Collaborative projects online/ in the field: Students can team up either online or face-to-face to work on collaborative projects. Desktop and mobile conferencing tools like FaceTime, Facebook Messenger, Adobe Connect, Google Hangout, Skype, and Zoom all provide a free or low-to-no cost solution for learners and partners to meet in real-time video-calls. Just remember that not all software are accessible to all learners. You may need to design accessible solutions depending on the make-up of your course.

 

Rubrics for Grading and Feedback

Digital Rubrics: Blackboard includes an interactive, customizable rubric tool that you can use to attach rubrics to assessments (including discussions) in the learning management system. You can pre-load these rubrics with competencies you wish to assess and text-feedback related to each section and proficiency-level of those competencies.

Text Rubrics: For a low-tech version of using rubrics, you can make a rubric in a text-handout using word-processing software and attach that document to the course site or assignment directly.

 

Intervention Strategies

Retention center: The retention center provides information about student activity that the instructor can use to provide customized and personalized feedback to students, an effective way to establish social presence.

Real-time meetings: You can also intervene with students and even partners by scheduling device or phone conferences with them directly. Because online classes don’t have set meeting times, you can set the stage for meetings by offering a date or time range for your availability, offering virtual office hours, or using scheduling tools like Google Calendar or Doodle Polls to find a mutual meeting time and calling/conferencing then. Sometimes a conversation is the best intervention.

========

§ **What you should do**
Return the section of the online teaching tools text between "Rubrics for Grading" and "establish social presence.", inclusive, copied word for word. These records have no connection to the passage on online teaching tools.

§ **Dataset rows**
========

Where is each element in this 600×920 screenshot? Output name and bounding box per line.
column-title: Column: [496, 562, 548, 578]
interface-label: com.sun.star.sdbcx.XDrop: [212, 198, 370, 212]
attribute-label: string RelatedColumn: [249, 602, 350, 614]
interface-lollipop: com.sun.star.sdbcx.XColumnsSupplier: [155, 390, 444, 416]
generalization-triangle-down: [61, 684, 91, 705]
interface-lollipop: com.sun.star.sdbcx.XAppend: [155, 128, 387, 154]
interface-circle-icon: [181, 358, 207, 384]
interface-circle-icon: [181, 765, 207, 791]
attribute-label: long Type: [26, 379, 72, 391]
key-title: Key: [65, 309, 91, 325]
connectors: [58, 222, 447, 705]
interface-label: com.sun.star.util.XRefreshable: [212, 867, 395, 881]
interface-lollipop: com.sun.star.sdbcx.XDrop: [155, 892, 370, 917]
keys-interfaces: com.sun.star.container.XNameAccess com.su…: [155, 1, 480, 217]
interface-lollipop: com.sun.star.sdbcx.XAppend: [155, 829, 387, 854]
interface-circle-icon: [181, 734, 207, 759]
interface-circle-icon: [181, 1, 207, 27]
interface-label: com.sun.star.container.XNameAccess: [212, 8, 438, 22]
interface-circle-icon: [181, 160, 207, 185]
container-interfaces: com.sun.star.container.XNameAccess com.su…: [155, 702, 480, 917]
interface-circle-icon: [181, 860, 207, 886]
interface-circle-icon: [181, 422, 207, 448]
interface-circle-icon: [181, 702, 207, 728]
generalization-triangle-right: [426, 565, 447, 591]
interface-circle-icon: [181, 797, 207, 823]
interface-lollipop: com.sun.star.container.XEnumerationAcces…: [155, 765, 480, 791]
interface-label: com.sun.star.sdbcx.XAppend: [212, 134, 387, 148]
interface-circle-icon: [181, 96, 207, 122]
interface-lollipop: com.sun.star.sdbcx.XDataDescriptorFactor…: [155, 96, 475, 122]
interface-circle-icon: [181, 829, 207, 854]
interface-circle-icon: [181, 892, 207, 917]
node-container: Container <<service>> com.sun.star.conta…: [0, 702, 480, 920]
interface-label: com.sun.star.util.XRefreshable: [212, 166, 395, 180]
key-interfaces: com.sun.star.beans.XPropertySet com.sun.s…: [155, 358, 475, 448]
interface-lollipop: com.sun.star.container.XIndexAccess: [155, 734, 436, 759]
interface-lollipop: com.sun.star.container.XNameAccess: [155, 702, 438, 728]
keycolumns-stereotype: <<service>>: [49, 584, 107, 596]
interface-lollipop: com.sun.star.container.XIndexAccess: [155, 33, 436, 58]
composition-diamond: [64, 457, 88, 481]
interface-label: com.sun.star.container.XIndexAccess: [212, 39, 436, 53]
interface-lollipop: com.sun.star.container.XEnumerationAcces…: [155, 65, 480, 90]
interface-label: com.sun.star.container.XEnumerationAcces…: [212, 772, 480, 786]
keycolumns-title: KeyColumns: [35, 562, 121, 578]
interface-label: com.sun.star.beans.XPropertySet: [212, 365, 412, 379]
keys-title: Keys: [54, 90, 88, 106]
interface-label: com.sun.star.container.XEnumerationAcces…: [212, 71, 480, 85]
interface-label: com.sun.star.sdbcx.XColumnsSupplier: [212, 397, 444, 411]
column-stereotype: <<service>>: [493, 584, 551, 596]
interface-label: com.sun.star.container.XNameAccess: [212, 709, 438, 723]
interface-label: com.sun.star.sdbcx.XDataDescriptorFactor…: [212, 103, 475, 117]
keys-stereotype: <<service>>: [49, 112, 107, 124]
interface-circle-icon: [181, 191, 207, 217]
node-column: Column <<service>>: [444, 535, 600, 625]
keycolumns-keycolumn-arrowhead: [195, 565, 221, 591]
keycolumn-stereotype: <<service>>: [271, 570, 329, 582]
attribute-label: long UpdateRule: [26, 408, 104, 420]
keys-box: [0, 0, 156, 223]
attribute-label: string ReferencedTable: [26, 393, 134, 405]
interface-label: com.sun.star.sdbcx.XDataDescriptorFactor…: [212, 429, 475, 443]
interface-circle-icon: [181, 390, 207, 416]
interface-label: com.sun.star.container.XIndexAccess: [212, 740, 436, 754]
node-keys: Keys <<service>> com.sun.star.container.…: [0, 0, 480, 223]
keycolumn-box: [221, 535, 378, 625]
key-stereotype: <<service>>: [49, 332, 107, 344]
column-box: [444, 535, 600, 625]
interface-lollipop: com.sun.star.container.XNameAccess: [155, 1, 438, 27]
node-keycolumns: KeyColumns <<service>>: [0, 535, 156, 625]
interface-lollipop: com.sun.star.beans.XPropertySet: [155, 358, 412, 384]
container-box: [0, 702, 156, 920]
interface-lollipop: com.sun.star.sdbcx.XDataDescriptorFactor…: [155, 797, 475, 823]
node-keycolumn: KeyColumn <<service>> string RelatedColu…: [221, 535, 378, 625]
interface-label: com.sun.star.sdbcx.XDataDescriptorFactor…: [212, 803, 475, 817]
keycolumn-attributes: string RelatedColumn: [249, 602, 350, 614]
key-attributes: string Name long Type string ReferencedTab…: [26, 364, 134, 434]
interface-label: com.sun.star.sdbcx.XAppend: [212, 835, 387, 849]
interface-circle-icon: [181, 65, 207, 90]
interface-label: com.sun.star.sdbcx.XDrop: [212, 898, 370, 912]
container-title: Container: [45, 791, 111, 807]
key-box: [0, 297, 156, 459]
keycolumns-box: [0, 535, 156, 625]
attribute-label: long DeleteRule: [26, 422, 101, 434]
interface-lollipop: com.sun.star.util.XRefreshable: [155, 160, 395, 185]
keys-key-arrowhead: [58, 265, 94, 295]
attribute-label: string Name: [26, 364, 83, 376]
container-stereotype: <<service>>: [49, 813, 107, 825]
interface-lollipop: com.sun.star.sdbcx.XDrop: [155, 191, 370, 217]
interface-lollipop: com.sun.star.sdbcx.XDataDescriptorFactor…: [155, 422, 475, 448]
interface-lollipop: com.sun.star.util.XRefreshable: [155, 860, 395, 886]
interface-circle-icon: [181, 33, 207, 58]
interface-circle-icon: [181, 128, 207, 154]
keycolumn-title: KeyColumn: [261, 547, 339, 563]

========

§ **The answer**
Rubrics for Grading and Feedback

Digital Rubrics: Blackboard includes an interactive, customizable rubric tool that you can use to attach rubrics to assessments (including discussions) in the learning management system. You can pre-load these rubrics with competencies you wish to assess and text-feedback related to each section and proficiency-level of those competencies.

Text Rubrics: For a low-tech version of using rubrics, you can make a rubric in a text-handout using word-processing software and attach that document to the course site or assignment directly.

 

Intervention Strategies

Retention center: The retention center provides information about student activity that the instructor can use to provide customized and personalized feedback to students, an effective way to establish social presence.